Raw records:
++++

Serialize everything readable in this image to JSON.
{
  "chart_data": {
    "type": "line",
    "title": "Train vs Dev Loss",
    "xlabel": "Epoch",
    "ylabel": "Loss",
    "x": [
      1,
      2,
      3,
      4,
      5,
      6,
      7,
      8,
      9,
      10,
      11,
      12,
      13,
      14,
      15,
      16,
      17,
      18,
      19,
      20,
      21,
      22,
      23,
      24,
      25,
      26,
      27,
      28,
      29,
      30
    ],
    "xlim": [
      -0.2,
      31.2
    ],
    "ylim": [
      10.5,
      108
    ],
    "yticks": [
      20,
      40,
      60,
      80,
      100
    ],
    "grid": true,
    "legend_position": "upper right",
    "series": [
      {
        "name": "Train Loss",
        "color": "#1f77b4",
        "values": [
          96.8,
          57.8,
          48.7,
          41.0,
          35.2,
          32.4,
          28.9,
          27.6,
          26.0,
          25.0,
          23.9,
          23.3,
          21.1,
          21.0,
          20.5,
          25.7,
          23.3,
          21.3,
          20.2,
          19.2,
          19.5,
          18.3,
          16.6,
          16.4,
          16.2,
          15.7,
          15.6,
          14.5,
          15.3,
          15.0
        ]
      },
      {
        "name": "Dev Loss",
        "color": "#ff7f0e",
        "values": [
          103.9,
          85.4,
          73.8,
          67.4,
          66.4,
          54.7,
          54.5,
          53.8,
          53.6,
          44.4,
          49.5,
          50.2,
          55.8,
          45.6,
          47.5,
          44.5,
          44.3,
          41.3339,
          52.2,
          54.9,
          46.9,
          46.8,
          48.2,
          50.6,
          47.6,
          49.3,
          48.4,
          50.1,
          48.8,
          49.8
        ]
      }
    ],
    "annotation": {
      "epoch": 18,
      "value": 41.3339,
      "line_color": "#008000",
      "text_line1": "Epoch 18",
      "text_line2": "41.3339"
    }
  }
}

++++

| Work to be completed |
Every line above needs to be retyped exactly.

| Correct result |
Serialize everything readable in this image to JSON.
{
  "chart_data": {
    "type": "line",
    "title": "Train vs Dev Loss",
    "xlabel": "Epoch",
    "ylabel": "Loss",
    "x": [
      1,
      2,
      3,
      4,
      5,
      6,
      7,
      8,
      9,
      10,
      11,
      12,
      13,
      14,
      15,
      16,
      17,
      18,
      19,
      20,
      21,
      22,
      23,
      24,
      25,
      26,
      27,
      28,
      29,
      30
    ],
    "xlim": [
      -0.2,
      31.2
    ],
    "ylim": [
      10.5,
      108
    ],
    "yticks": [
      20,
      40,
      60,
      80,
      100
    ],
    "grid": true,
    "legend_position": "upper right",
    "series": [
      {
        "name": "Train Loss",
        "color": "#1f77b4",
        "values": [
          96.8,
          57.8,
          48.7,
          41.0,
          35.2,
          32.4,
          28.9,
          27.6,
          26.0,
          25.0,
          23.9,
          23.3,
          21.1,
          21.0,
          20.5,
          25.7,
          23.3,
          21.3,
          20.2,
          19.2,
          19.5,
          18.3,
          16.6,
          16.4,
          16.2,
          15.7,
          15.6,
          14.5,
          15.3,
          15.0
        ]
      },
      {
        "name": "Dev Loss",
        "color": "#ff7f0e",
        "values": [
          103.9,
          85.4,
          73.8,
          67.4,
          66.4,
          54.7,
          54.5,
          53.8,
          53.6,
          44.4,
          49.5,
          50.2,
          55.8,
          45.6,
          47.5,
          44.5,
          44.3,
          41.3339,
          52.2,
          54.9,
          46.9,
          46.8,
          48.2,
          50.6,
          47.6,
          49.3,
          48.4,
          50.1,
          48.8,
          49.8
        ]
      }
    ],
    "annotation": {
      "epoch": 18,
      "value": 41.3339,
      "line_color": "#008000",
      "text_line1": "Epoch 18",
      "text_line2": "41.3339"
    }
  }
}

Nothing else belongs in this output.